Aim: Extract every line of the material that holds the string "ylabel".

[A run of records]
- - - - - - -

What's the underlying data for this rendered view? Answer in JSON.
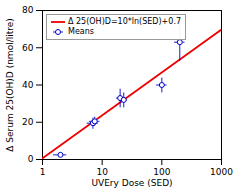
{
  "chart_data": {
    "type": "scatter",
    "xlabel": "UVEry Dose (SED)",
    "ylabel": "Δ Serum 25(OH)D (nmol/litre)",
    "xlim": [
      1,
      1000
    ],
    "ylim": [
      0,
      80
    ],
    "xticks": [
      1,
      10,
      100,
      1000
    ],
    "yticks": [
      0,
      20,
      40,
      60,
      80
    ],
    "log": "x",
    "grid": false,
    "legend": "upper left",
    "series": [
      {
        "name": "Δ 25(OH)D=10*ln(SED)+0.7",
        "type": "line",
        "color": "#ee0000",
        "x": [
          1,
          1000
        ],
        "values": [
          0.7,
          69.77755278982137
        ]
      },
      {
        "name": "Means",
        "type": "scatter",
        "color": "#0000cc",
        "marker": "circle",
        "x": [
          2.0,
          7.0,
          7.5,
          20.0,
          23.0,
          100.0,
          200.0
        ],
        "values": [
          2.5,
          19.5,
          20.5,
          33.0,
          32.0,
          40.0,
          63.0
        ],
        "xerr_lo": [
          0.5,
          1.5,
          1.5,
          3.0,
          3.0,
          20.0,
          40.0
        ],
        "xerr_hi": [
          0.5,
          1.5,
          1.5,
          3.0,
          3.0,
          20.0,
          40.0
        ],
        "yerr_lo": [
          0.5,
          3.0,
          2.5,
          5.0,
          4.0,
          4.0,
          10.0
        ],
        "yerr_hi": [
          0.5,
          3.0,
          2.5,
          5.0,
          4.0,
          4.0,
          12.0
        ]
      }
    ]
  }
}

- - - - - - -

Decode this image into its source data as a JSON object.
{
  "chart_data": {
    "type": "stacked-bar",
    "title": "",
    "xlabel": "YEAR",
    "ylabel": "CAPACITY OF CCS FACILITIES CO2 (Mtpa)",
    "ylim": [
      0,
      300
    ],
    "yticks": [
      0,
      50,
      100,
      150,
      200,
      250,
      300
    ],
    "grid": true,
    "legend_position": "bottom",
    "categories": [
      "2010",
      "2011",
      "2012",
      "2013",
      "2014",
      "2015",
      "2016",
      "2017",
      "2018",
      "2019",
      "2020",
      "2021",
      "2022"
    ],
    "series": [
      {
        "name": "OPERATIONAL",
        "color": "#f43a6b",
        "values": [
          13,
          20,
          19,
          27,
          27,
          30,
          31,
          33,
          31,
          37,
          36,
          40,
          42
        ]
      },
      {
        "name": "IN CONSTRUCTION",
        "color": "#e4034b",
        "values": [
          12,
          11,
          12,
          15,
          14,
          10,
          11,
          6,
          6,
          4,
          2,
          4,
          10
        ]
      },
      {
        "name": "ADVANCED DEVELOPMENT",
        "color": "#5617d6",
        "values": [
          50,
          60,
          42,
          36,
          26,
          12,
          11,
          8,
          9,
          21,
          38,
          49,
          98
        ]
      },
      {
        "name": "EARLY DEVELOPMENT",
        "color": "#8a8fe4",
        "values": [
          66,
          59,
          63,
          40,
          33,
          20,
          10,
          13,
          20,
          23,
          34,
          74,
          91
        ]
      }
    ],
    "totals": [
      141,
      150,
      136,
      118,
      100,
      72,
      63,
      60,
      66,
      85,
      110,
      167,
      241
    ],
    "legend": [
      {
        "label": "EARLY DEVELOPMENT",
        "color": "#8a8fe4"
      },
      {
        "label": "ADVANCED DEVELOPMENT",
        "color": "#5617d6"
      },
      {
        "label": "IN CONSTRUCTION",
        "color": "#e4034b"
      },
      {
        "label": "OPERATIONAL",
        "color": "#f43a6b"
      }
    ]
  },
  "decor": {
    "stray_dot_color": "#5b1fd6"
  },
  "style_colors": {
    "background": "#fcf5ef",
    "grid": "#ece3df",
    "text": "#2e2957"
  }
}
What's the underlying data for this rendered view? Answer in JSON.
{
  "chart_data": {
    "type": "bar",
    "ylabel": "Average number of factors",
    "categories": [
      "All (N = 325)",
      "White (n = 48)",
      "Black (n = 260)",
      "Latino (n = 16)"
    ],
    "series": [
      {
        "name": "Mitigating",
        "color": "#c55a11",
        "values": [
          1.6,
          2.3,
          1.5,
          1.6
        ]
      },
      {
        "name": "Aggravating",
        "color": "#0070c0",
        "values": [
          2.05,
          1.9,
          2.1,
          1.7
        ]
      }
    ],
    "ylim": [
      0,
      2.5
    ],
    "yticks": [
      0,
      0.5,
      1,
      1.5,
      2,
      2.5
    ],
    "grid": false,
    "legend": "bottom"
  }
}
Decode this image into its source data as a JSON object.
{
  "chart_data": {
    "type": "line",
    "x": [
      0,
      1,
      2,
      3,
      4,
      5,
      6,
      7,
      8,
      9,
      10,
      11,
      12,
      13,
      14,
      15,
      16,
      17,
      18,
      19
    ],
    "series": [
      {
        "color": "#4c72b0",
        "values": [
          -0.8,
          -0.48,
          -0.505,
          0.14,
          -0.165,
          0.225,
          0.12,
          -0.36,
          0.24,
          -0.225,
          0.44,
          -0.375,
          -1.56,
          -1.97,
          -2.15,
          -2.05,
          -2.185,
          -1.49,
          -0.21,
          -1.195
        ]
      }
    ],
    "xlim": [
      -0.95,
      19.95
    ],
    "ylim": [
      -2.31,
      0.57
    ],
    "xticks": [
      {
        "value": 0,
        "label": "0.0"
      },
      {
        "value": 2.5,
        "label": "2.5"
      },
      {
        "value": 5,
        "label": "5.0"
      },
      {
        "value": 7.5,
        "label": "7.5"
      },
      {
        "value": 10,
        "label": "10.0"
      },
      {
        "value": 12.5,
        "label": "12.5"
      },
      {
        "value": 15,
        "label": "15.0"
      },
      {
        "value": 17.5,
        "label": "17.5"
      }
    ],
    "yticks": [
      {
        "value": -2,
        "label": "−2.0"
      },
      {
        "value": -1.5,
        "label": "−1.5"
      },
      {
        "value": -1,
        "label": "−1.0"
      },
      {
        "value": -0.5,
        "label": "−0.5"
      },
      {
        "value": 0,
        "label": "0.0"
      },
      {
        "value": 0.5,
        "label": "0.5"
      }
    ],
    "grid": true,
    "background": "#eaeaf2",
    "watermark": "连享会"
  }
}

- - - - - - -

Response for this exercise:
    "ylabel": "Δ Serum 25(OH)D (nmol/litre)",
    "ylabel": "CAPACITY OF CCS FACILITIES CO2 (Mtpa)",
    "ylabel": "Average number of factors",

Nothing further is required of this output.